[WHAT THE EXERCISE ASKS]
Read the records and write them out again exactly.

[Collected data]
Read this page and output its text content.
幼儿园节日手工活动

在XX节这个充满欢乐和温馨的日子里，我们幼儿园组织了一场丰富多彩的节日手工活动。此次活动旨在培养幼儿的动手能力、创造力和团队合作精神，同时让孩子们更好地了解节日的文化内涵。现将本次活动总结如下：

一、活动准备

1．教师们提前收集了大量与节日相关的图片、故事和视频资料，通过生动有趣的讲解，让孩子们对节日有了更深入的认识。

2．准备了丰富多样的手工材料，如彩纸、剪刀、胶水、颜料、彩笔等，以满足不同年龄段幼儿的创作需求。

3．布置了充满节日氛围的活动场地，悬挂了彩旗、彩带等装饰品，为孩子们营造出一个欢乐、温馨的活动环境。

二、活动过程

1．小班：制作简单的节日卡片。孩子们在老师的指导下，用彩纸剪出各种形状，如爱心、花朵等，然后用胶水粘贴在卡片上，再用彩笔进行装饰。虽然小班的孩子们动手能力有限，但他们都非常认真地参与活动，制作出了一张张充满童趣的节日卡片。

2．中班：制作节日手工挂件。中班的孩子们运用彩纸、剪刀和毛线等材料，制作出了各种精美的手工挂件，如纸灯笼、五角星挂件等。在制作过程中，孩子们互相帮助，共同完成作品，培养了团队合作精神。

[SOLUTION]
Read this page and output its text content.
幼儿园节日手工活动

在XX节这个充满欢乐和温馨的日子里，我们幼儿园组织了一场丰富多彩的节日手工活动。此次活动旨在培养幼儿的动手能力、创造力和团队合作精神，同时让孩子们更好地了解节日的文化内涵。现将本次活动总结如下：

一、活动准备

1．教师们提前收集了大量与节日相关的图片、故事和视频资料，通过生动有趣的讲解，让孩子们对节日有了更深入的认识。

2．准备了丰富多样的手工材料，如彩纸、剪刀、胶水、颜料、彩笔等，以满足不同年龄段幼儿的创作需求。

3．布置了充满节日氛围的活动场地，悬挂了彩旗、彩带等装饰品，为孩子们营造出一个欢乐、温馨的活动环境。

二、活动过程

1．小班：制作简单的节日卡片。孩子们在老师的指导下，用彩纸剪出各种形状，如爱心、花朵等，然后用胶水粘贴在卡片上，再用彩笔进行装饰。虽然小班的孩子们动手能力有限，但他们都非常认真地参与活动，制作出了一张张充满童趣的节日卡片。

2．中班：制作节日手工挂件。中班的孩子们运用彩纸、剪刀和毛线等材料，制作出了各种精美的手工挂件，如纸灯笼、五角星挂件等。在制作过程中，孩子们互相帮助，共同完成作品，培养了团队合作精神。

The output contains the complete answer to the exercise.